Below, retype the entries from the line containing "window-right-bathroom: [767, 408, 778, 466]" through the line containing "wall-bedroom-divider: [413, 297, 647, 309]", including both of those lines, without changing a character.

◇ ◇ ◇ ◇ ◇ ◇ ◇

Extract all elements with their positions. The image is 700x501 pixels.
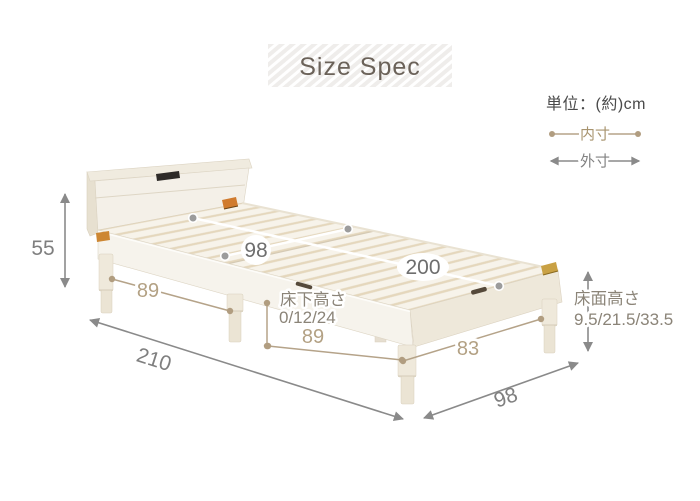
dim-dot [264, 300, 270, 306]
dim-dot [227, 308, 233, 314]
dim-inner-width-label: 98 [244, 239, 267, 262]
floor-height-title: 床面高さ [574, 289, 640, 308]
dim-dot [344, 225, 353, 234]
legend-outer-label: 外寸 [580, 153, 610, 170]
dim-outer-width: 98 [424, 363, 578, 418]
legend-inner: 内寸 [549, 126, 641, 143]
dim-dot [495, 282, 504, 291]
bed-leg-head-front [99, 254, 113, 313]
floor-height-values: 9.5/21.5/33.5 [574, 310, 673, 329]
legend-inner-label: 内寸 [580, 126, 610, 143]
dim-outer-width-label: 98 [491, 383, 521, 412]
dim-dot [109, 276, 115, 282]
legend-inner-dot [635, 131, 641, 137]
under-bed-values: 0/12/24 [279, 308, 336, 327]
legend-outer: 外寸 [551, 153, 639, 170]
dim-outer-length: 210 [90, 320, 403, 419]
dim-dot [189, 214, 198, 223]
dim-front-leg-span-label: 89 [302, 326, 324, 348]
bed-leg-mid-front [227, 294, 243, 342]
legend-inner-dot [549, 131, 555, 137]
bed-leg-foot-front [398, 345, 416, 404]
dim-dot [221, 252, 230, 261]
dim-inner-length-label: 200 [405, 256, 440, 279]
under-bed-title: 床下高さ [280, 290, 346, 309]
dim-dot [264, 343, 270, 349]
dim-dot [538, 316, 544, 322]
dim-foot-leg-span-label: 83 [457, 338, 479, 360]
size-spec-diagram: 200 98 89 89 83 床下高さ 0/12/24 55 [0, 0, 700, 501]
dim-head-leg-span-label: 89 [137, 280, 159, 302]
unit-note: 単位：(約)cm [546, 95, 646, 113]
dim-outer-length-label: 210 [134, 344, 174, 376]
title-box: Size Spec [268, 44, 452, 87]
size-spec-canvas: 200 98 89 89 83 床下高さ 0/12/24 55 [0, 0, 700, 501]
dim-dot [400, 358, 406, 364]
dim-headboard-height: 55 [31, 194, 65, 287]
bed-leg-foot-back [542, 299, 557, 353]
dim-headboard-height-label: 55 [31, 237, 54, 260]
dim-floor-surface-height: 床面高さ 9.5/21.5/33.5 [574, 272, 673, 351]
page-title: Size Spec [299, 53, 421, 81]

◇ ◇ ◇ ◇ ◇ ◇ ◇

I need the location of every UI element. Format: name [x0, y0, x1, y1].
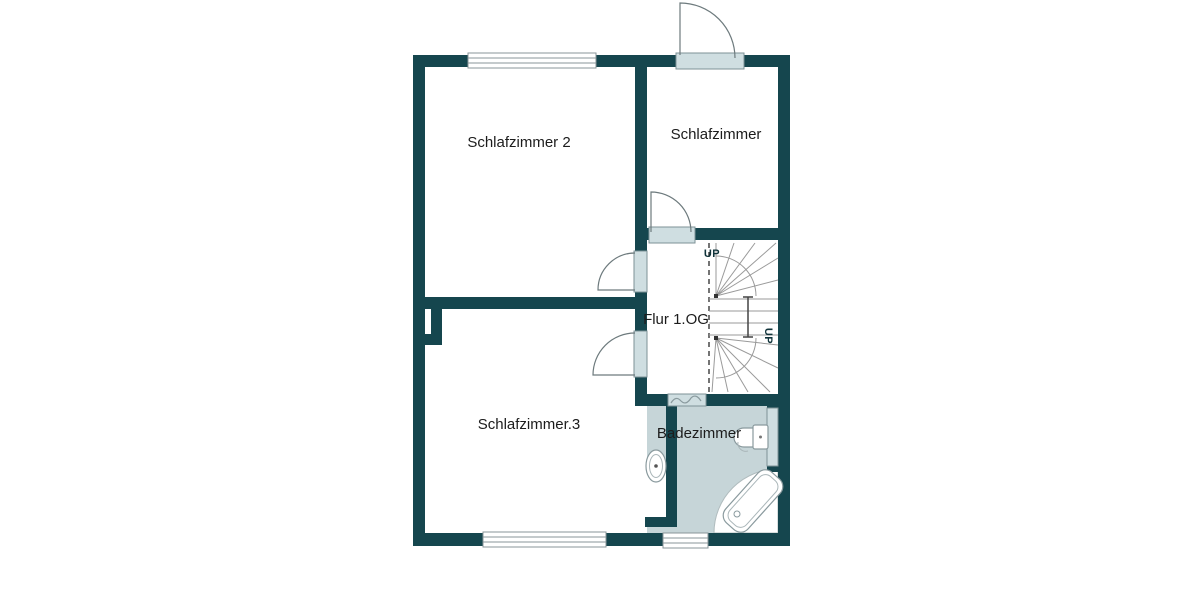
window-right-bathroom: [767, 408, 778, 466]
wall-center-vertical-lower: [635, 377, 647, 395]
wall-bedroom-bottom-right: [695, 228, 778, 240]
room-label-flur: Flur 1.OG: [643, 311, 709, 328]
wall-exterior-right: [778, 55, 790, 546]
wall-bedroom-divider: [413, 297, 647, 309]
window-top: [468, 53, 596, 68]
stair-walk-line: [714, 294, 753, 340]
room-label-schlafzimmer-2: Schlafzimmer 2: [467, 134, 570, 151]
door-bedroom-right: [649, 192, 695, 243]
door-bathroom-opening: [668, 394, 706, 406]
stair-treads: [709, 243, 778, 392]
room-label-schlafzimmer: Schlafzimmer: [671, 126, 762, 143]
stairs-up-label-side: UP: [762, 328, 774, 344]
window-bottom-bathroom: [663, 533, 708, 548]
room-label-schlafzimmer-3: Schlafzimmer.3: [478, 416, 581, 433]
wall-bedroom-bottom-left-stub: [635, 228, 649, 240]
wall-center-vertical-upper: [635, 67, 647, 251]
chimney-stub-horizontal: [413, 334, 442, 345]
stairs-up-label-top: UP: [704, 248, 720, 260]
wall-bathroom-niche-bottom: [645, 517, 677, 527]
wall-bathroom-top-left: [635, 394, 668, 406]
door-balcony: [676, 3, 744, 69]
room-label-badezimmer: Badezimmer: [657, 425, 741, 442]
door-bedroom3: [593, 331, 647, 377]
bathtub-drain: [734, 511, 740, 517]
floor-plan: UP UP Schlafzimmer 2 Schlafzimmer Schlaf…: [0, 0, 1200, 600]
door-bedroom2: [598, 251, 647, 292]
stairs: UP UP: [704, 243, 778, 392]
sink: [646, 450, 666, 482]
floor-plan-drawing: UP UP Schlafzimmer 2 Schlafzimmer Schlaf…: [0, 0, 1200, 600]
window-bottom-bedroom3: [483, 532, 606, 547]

◇ ◇ ◇ ◇ ◇ ◇ ◇

▶ **RESULT FOR THIS EXERCISE**
window-right-bathroom: [767, 408, 778, 466]
wall-center-vertical-lower: [635, 377, 647, 395]
wall-bedroom-bottom-right: [695, 228, 778, 240]
room-label-flur: Flur 1.OG: [643, 311, 709, 328]
wall-exterior-right: [778, 55, 790, 546]
wall-bedroom-divider: [413, 297, 647, 309]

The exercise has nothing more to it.